Given is a discrete curve in $\mathbb{R}^3$, i.e. an ordered set of points $x_1,...,x_n$ all in $\mathbb{R}^3$, representing the branch of a (botanical) tree. $x_1$ denotes the point where the branch in question branches off from the trunk, $x_n$ is the branches ending point. This discrete curve may be curved and twisted arbitrarily. At each point $x_i$, there is a mass $M_i$ concentrated. Moreover all the branch radii, $r_i$, at point $x_i$ are known (which - I think I at least got this right - is relevant to calculate the "second moment of area"). (If it helps, I would also have a continuous version of the problem, i.e. a continuous curve $s\to g(s)$ instead of the points etc...)

The discrete curve $[x_1,...,x_n]$ describes the branch without gravity being taken into account and the task is to find the new curve $[x_1'(=x_1),x_2'...,x_n']$ resulting from the original curve when taking gravity into account. (By the way the trunk itself is considered to be unaffected by the branches growth and weight, thus remains vertical).

TASK TO COMPLETE:
Rewrite the passage about the tree branch between "The discrete curve" and "thus remains vertical).", inclusive, swapping "gravity" for "gravitational pull" wherever it occurs.

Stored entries
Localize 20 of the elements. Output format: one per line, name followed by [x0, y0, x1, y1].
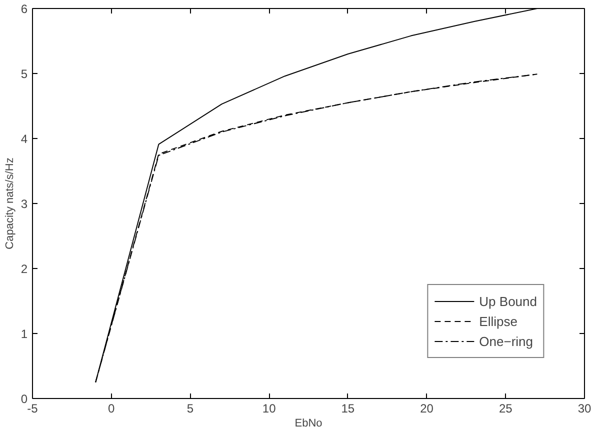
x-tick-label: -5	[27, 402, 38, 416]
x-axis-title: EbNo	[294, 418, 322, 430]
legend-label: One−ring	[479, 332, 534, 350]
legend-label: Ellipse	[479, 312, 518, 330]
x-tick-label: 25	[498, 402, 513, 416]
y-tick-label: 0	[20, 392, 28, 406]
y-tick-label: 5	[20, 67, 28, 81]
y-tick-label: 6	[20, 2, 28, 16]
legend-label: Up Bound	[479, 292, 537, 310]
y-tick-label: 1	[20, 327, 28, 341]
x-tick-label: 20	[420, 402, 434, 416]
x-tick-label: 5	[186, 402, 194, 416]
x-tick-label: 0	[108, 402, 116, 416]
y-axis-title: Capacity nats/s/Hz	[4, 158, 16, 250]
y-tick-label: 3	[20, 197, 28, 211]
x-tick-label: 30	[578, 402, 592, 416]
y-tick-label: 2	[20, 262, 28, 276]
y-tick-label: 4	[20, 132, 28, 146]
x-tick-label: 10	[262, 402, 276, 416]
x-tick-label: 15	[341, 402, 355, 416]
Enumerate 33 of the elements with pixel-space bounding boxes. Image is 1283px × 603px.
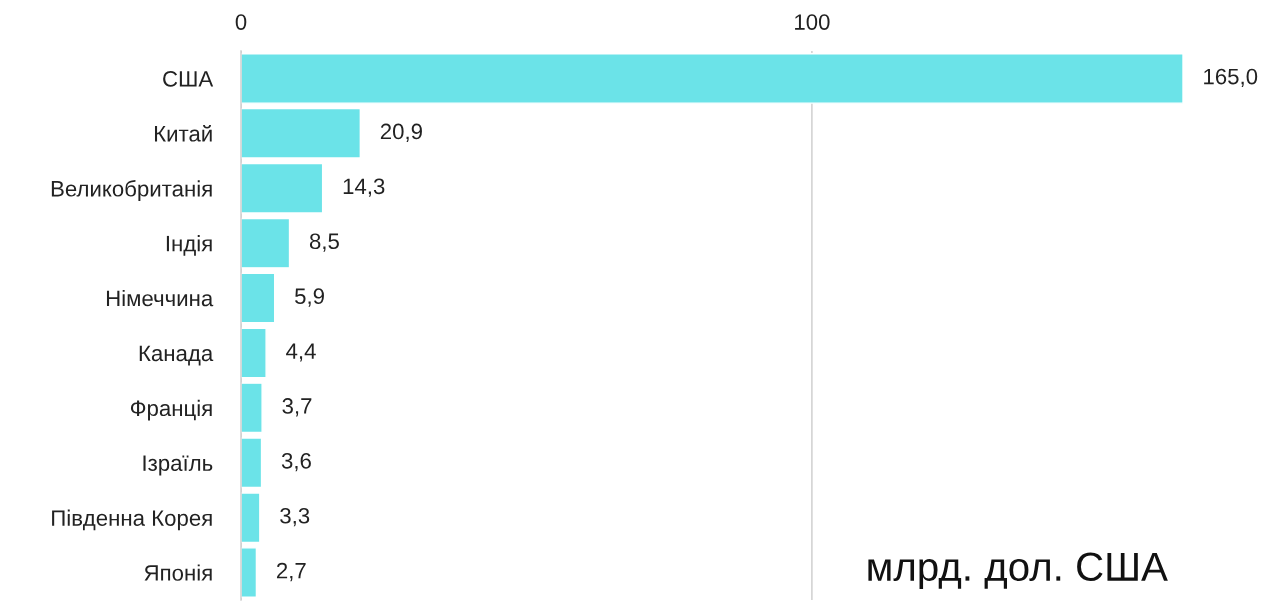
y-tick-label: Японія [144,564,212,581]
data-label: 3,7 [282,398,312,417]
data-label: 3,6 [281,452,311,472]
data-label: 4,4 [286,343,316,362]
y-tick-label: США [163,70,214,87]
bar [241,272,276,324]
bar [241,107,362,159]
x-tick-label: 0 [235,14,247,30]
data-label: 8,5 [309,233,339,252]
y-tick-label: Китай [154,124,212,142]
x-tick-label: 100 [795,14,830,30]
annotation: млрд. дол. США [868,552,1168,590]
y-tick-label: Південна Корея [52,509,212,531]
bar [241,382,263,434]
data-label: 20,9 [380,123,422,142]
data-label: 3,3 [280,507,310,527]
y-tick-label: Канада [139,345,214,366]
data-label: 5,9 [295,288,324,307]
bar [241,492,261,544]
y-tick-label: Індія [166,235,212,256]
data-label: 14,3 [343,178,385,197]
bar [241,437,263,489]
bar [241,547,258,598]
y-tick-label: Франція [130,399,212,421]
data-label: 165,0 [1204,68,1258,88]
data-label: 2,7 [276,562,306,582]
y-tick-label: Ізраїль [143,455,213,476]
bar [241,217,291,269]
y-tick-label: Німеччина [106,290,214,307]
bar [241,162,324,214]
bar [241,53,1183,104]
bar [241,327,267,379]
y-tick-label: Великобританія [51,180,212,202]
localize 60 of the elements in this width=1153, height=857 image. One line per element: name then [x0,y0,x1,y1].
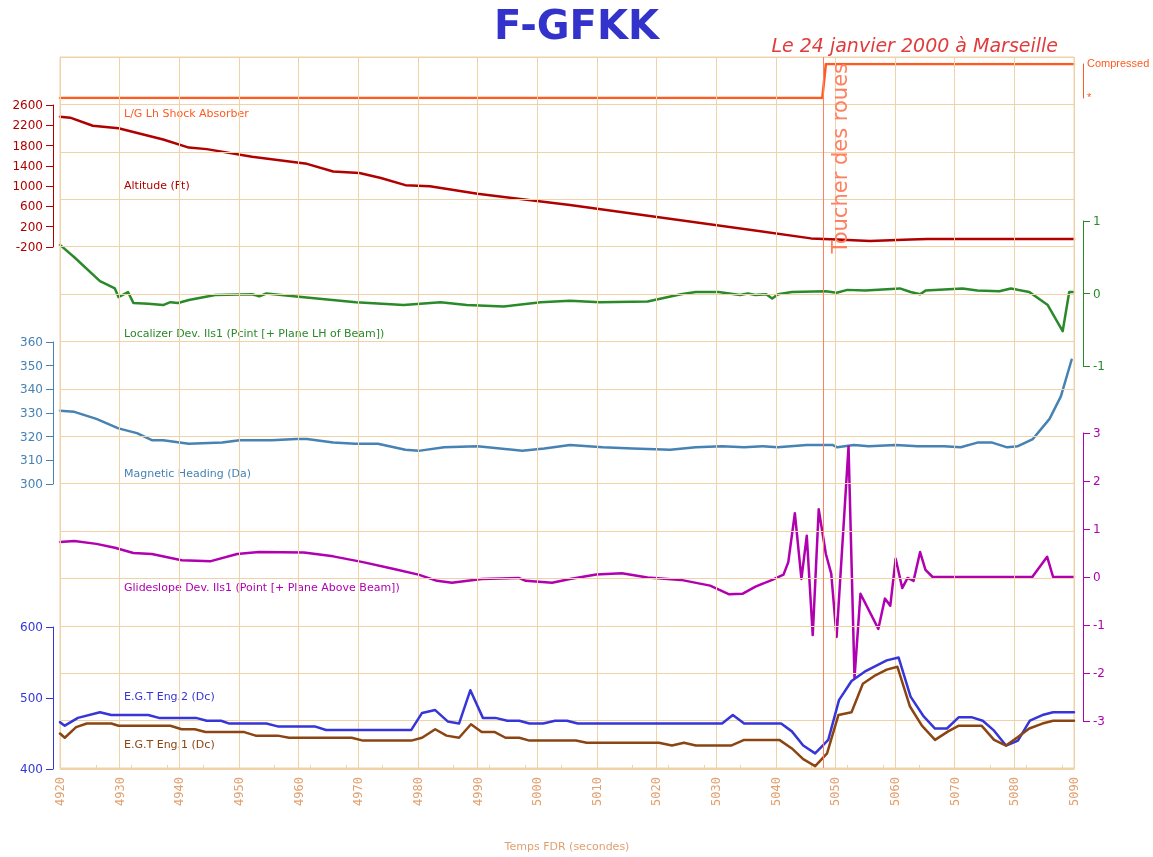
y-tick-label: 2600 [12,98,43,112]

RESPONSE TO THIS TASK:
The discrete curve $[x_1,...,x_n]$ describes the branch without gravitational pull being taken into account and the task is to find the new curve $[x_1'(=x_1),x_2'...,x_n']$ resulting from the original curve when taking gravitational pull into account. (By the way the trunk itself is considered to be unaffected by the branches growth and weight, thus remains vertical).